- Objective -
Each record below should be output verbatim, without pictures.

Source records
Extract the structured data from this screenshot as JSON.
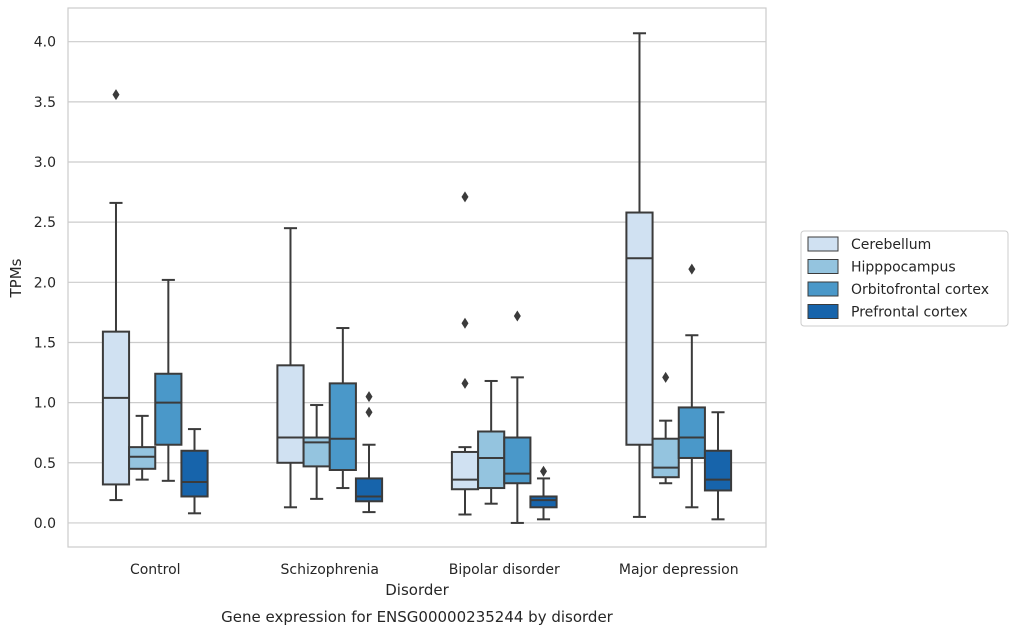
{
  "chart_data": {
    "type": "boxplot",
    "title": "",
    "caption": "Gene expression for ENSG00000235244 by disorder",
    "xlabel": "Disorder",
    "ylabel": "TPMs",
    "ylim": [
      -0.2,
      4.28
    ],
    "yticks": [
      "0.0",
      "0.5",
      "1.0",
      "1.5",
      "2.0",
      "2.5",
      "3.0",
      "3.5",
      "4.0"
    ],
    "categories": [
      "Control",
      "Schizophrenia",
      "Bipolar disorder",
      "Major depression"
    ],
    "grid": "horizontal",
    "legend_position": "right",
    "series": [
      {
        "name": "Cerebellum",
        "color": "#d0e1f2",
        "boxes": [
          {
            "whislo": 0.19,
            "q1": 0.32,
            "med": 1.04,
            "q3": 1.59,
            "whishi": 2.66,
            "fliers": [
              3.56
            ]
          },
          {
            "whislo": 0.13,
            "q1": 0.5,
            "med": 0.71,
            "q3": 1.31,
            "whishi": 2.45,
            "fliers": []
          },
          {
            "whislo": 0.07,
            "q1": 0.28,
            "med": 0.36,
            "q3": 0.59,
            "whishi": 0.63,
            "fliers": [
              1.16,
              1.66,
              2.71
            ]
          },
          {
            "whislo": 0.05,
            "q1": 0.65,
            "med": 2.2,
            "q3": 2.58,
            "whishi": 4.07,
            "fliers": []
          }
        ]
      },
      {
        "name": "Hipppocampus",
        "color": "#94c4df",
        "boxes": [
          {
            "whislo": 0.36,
            "q1": 0.45,
            "med": 0.55,
            "q3": 0.63,
            "whishi": 0.89,
            "fliers": []
          },
          {
            "whislo": 0.2,
            "q1": 0.47,
            "med": 0.67,
            "q3": 0.71,
            "whishi": 0.98,
            "fliers": []
          },
          {
            "whislo": 0.16,
            "q1": 0.29,
            "med": 0.54,
            "q3": 0.76,
            "whishi": 1.18,
            "fliers": []
          },
          {
            "whislo": 0.33,
            "q1": 0.38,
            "med": 0.46,
            "q3": 0.7,
            "whishi": 0.85,
            "fliers": [
              1.21
            ]
          }
        ]
      },
      {
        "name": "Orbitofrontal cortex",
        "color": "#4a98c9",
        "boxes": [
          {
            "whislo": 0.35,
            "q1": 0.65,
            "med": 1.0,
            "q3": 1.24,
            "whishi": 2.02,
            "fliers": []
          },
          {
            "whislo": 0.29,
            "q1": 0.44,
            "med": 0.7,
            "q3": 1.16,
            "whishi": 1.62,
            "fliers": []
          },
          {
            "whislo": 0.0,
            "q1": 0.33,
            "med": 0.41,
            "q3": 0.71,
            "whishi": 1.21,
            "fliers": [
              1.72
            ]
          },
          {
            "whislo": 0.13,
            "q1": 0.54,
            "med": 0.71,
            "q3": 0.96,
            "whishi": 1.56,
            "fliers": [
              2.11
            ]
          }
        ]
      },
      {
        "name": "Prefrontal cortex",
        "color": "#1764ab",
        "boxes": [
          {
            "whislo": 0.08,
            "q1": 0.22,
            "med": 0.34,
            "q3": 0.6,
            "whishi": 0.78,
            "fliers": []
          },
          {
            "whislo": 0.09,
            "q1": 0.18,
            "med": 0.22,
            "q3": 0.37,
            "whishi": 0.65,
            "fliers": [
              0.92,
              1.05
            ]
          },
          {
            "whislo": 0.03,
            "q1": 0.13,
            "med": 0.19,
            "q3": 0.22,
            "whishi": 0.37,
            "fliers": [
              0.43
            ]
          },
          {
            "whislo": 0.03,
            "q1": 0.27,
            "med": 0.36,
            "q3": 0.6,
            "whishi": 0.92,
            "fliers": []
          }
        ]
      }
    ]
  }
}
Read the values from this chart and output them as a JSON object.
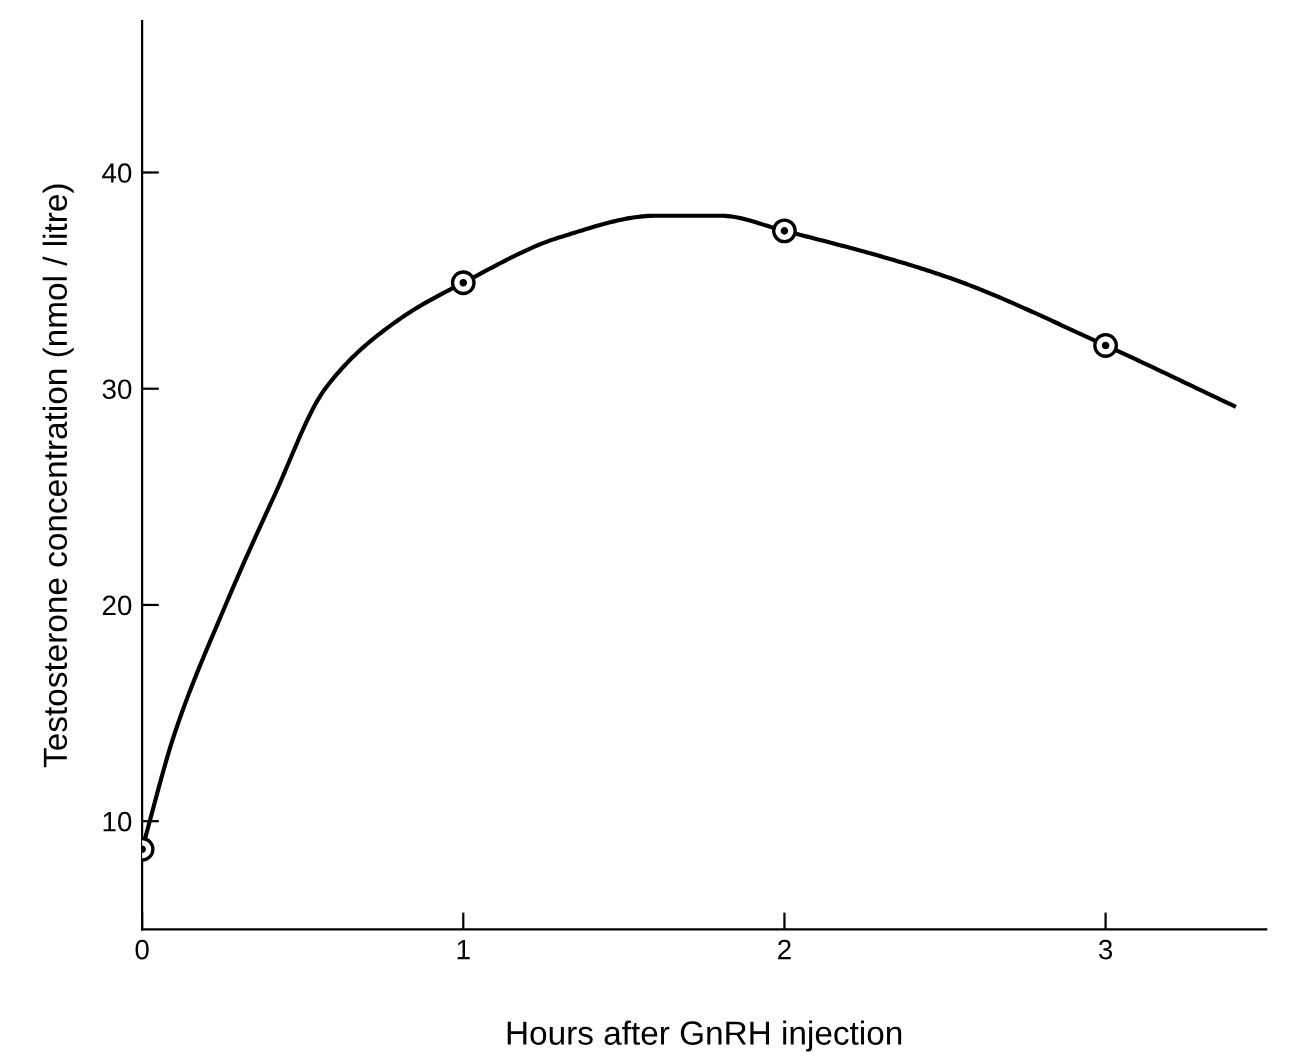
{
  "chart_data": {
    "type": "line",
    "xlabel": "Hours after GnRH injection",
    "ylabel": "Testosterone concentration (nmol / litre)",
    "series": [
      {
        "type": "scatter",
        "color": "#000000",
        "marker": "circle",
        "x": [
          0,
          1,
          2,
          3
        ],
        "values": [
          8.7,
          34.9,
          37.3,
          32.0
        ]
      },
      {
        "color": "#000000",
        "marker": "none",
        "line_style": "solid",
        "x": [
          0,
          0.1,
          0.26,
          0.41,
          0.57,
          0.8,
          1,
          1.3,
          1.6,
          1.8,
          2,
          2.5,
          3,
          3.4
        ],
        "values": [
          8.7,
          14.0,
          20,
          25,
          30,
          33.2,
          34.9,
          37.0,
          38.0,
          38.0,
          37.3,
          35.2,
          32.0,
          29.2
        ]
      }
    ],
    "xlim": [
      0,
      3.5
    ],
    "ylim": [
      5,
      47
    ],
    "xticks": [
      0,
      1,
      2,
      3
    ],
    "yticks": [
      10,
      20,
      30,
      40
    ],
    "grid": false,
    "legend": false
  }
}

- Reply to the task -
Extract the structured data from this screenshot as JSON.
{
  "chart_data": {
    "type": "boxplot",
    "title": "",
    "caption": "Gene expression for ENSG00000235244 by disorder",
    "xlabel": "Disorder",
    "ylabel": "TPMs",
    "ylim": [
      -0.2,
      4.28
    ],
    "yticks": [
      "0.0",
      "0.5",
      "1.0",
      "1.5",
      "2.0",
      "2.5",
      "3.0",
      "3.5",
      "4.0"
    ],
    "categories": [
      "Control",
      "Schizophrenia",
      "Bipolar disorder",
      "Major depression"
    ],
    "grid": "horizontal",
    "legend_position": "right",
    "series": [
      {
        "name": "Cerebellum",
        "color": "#d0e1f2",
        "boxes": [
          {
            "whislo": 0.19,
            "q1": 0.32,
            "med": 1.04,
            "q3": 1.59,
            "whishi": 2.66,
            "fliers": [
              3.56
            ]
          },
          {
            "whislo": 0.13,
            "q1": 0.5,
            "med": 0.71,
            "q3": 1.31,
            "whishi": 2.45,
            "fliers": []
          },
          {
            "whislo": 0.07,
            "q1": 0.28,
            "med": 0.36,
            "q3": 0.59,
            "whishi": 0.63,
            "fliers": [
              1.16,
              1.66,
              2.71
            ]
          },
          {
            "whislo": 0.05,
            "q1": 0.65,
            "med": 2.2,
            "q3": 2.58,
            "whishi": 4.07,
            "fliers": []
          }
        ]
      },
      {
        "name": "Hipppocampus",
        "color": "#94c4df",
        "boxes": [
          {
            "whislo": 0.36,
            "q1": 0.45,
            "med": 0.55,
            "q3": 0.63,
            "whishi": 0.89,
            "fliers": []
          },
          {
            "whislo": 0.2,
            "q1": 0.47,
            "med": 0.67,
            "q3": 0.71,
            "whishi": 0.98,
            "fliers": []
          },
          {
            "whislo": 0.16,
            "q1": 0.29,
            "med": 0.54,
            "q3": 0.76,
            "whishi": 1.18,
            "fliers": []
          },
          {
            "whislo": 0.33,
            "q1": 0.38,
            "med": 0.46,
            "q3": 0.7,
            "whishi": 0.85,
            "fliers": [
              1.21
            ]
          }
        ]
      },
      {
        "name": "Orbitofrontal cortex",
        "color": "#4a98c9",
        "boxes": [
          {
            "whislo": 0.35,
            "q1": 0.65,
            "med": 1.0,
            "q3": 1.24,
            "whishi": 2.02,
            "fliers": []
          },
          {
            "whislo": 0.29,
            "q1": 0.44,
            "med": 0.7,
            "q3": 1.16,
            "whishi": 1.62,
            "fliers": []
          },
          {
            "whislo": 0.0,
            "q1": 0.33,
            "med": 0.41,
            "q3": 0.71,
            "whishi": 1.21,
            "fliers": [
              1.72
            ]
          },
          {
            "whislo": 0.13,
            "q1": 0.54,
            "med": 0.71,
            "q3": 0.96,
            "whishi": 1.56,
            "fliers": [
              2.11
            ]
          }
        ]
      },
      {
        "name": "Prefrontal cortex",
        "color": "#1764ab",
        "boxes": [
          {
            "whislo": 0.08,
            "q1": 0.22,
            "med": 0.34,
            "q3": 0.6,
            "whishi": 0.78,
            "fliers": []
          },
          {
            "whislo": 0.09,
            "q1": 0.18,
            "med": 0.22,
            "q3": 0.37,
            "whishi": 0.65,
            "fliers": [
              0.92,
              1.05
            ]
          },
          {
            "whislo": 0.03,
            "q1": 0.13,
            "med": 0.19,
            "q3": 0.22,
            "whishi": 0.37,
            "fliers": [
              0.43
            ]
          },
          {
            "whislo": 0.03,
            "q1": 0.27,
            "med": 0.36,
            "q3": 0.6,
            "whishi": 0.92,
            "fliers": []
          }
        ]
      }
    ]
  }
}
Read the values from this chart and output them as a JSON object.
{
  "chart_data": {
    "type": "line",
    "xlabel": "Hours after GnRH injection",
    "ylabel": "Testosterone concentration (nmol / litre)",
    "series": [
      {
        "type": "scatter",
        "color": "#000000",
        "marker": "circle",
        "x": [
          0,
          1,
          2,
          3
        ],
        "values": [
          8.7,
          34.9,
          37.3,
          32.0
        ]
      },
      {
        "color": "#000000",
        "marker": "none",
        "line_style": "solid",
        "x": [
          0,
          0.1,
          0.26,
          0.41,
          0.57,
          0.8,
          1,
          1.3,
          1.6,
          1.8,
          2,
          2.5,
          3,
          3.4
        ],
        "values": [
          8.7,
          14.0,
          20,
          25,
          30,
          33.2,
          34.9,
          37.0,
          38.0,
          38.0,
          37.3,
          35.2,
          32.0,
          29.2
        ]
      }
    ],
    "xlim": [
      0,
      3.5
    ],
    "ylim": [
      5,
      47
    ],
    "xticks": [
      0,
      1,
      2,
      3
    ],
    "yticks": [
      10,
      20,
      30,
      40
    ],
    "grid": false,
    "legend": false
  }
}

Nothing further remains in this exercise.